• **Raw records**
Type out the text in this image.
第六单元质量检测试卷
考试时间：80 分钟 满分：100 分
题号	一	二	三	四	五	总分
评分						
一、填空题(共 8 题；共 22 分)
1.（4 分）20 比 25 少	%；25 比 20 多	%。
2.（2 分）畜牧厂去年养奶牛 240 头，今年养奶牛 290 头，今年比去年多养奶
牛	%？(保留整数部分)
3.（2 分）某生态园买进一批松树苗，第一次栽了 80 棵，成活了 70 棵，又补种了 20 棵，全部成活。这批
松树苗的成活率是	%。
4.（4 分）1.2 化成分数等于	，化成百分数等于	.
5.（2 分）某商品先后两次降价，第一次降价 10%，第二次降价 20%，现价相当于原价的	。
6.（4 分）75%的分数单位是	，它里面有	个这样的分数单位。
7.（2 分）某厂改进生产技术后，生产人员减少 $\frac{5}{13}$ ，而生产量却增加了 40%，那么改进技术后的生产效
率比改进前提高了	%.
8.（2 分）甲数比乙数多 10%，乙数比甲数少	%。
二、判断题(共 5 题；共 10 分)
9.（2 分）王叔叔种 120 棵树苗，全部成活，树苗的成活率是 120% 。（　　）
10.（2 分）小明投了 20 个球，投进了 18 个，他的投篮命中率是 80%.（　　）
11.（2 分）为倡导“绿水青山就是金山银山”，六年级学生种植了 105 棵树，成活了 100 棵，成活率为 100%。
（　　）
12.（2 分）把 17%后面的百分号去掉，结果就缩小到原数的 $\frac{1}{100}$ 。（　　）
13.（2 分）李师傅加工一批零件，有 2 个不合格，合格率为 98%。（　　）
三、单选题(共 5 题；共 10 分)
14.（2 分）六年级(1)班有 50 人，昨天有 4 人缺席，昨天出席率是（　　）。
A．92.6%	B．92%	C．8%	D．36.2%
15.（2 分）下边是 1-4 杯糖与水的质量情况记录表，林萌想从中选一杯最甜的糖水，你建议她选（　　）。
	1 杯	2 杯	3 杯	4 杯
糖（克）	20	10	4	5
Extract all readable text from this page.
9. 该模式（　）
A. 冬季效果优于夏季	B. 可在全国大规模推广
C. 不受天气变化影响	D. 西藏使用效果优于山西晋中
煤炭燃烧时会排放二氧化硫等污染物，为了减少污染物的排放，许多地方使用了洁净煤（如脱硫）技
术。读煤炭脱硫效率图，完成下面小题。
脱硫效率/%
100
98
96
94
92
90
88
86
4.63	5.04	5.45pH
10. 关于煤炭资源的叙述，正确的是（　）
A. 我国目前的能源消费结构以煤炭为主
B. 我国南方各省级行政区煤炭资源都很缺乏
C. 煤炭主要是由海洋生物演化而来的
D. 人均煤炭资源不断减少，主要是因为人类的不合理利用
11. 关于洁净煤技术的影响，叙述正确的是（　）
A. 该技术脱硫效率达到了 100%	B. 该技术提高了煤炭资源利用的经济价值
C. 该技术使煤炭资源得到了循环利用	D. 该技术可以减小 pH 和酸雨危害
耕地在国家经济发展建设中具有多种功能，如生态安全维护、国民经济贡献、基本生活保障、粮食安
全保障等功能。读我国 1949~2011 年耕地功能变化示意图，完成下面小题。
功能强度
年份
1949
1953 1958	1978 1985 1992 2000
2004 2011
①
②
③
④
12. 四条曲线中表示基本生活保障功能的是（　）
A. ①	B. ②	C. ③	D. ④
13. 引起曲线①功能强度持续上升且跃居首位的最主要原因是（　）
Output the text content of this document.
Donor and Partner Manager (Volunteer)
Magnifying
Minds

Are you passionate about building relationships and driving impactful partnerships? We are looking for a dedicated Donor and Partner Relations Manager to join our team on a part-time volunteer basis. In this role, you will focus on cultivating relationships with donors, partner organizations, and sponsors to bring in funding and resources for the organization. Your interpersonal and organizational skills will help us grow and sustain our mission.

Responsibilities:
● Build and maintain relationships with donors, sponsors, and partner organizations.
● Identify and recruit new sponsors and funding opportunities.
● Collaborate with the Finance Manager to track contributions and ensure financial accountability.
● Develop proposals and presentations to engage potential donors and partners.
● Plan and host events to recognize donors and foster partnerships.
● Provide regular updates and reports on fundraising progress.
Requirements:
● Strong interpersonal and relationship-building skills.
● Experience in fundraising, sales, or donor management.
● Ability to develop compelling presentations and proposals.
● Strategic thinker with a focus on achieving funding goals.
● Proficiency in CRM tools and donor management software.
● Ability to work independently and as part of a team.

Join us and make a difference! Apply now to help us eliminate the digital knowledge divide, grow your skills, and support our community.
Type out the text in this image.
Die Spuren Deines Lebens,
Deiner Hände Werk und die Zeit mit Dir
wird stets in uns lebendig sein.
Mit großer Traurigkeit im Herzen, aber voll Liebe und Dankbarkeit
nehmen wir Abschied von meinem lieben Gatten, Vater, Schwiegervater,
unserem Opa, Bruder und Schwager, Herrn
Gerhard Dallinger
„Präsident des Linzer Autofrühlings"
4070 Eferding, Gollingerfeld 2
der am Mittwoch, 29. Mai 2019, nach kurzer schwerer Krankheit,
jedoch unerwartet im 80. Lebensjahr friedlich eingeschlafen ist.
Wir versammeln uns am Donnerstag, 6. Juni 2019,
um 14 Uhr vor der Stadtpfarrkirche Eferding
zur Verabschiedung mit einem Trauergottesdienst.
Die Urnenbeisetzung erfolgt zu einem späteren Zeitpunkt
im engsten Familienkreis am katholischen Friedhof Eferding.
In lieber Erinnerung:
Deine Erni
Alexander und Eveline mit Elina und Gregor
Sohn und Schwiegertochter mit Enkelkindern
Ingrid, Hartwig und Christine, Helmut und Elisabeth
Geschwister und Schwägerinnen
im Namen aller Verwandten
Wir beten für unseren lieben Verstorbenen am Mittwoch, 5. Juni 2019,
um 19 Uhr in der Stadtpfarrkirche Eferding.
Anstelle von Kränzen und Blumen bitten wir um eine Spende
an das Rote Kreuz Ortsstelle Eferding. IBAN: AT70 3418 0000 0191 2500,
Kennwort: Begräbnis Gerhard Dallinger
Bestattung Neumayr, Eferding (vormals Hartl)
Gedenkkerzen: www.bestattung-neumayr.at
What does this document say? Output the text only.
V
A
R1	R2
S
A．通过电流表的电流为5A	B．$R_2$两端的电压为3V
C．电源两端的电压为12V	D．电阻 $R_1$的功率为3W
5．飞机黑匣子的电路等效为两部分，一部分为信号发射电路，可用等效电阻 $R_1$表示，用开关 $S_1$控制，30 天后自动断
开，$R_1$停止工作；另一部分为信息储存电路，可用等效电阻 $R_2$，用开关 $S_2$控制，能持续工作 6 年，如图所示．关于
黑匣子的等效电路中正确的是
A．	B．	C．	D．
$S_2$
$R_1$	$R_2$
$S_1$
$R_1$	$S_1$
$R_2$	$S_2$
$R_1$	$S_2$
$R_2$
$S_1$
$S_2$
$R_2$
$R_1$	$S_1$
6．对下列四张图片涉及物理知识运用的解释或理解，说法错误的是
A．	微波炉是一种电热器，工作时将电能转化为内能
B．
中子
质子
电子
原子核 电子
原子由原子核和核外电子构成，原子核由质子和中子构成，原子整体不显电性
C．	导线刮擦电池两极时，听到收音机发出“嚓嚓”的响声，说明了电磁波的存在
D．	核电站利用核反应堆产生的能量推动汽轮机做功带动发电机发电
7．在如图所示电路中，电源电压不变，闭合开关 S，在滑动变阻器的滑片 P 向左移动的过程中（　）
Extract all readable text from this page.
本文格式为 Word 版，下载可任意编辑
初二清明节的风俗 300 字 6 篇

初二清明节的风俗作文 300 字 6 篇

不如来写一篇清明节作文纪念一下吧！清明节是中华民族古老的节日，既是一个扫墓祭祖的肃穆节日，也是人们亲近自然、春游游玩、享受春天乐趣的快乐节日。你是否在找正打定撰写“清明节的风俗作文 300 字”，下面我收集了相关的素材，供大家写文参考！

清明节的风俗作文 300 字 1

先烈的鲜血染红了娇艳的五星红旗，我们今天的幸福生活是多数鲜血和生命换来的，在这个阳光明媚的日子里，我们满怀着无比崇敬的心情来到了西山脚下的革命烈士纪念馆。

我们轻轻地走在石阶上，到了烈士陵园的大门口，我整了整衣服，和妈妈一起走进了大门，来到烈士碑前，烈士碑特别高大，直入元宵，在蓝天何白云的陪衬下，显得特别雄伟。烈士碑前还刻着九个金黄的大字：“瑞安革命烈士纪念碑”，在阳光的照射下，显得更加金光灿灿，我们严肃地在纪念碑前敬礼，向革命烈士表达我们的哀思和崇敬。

• **WHAT NEEDS TO BE DONE**
The string "Eferding" may appear in lines of the listing above; tally those lines and give the number only.

• **WRITTEN SOLUTION**
6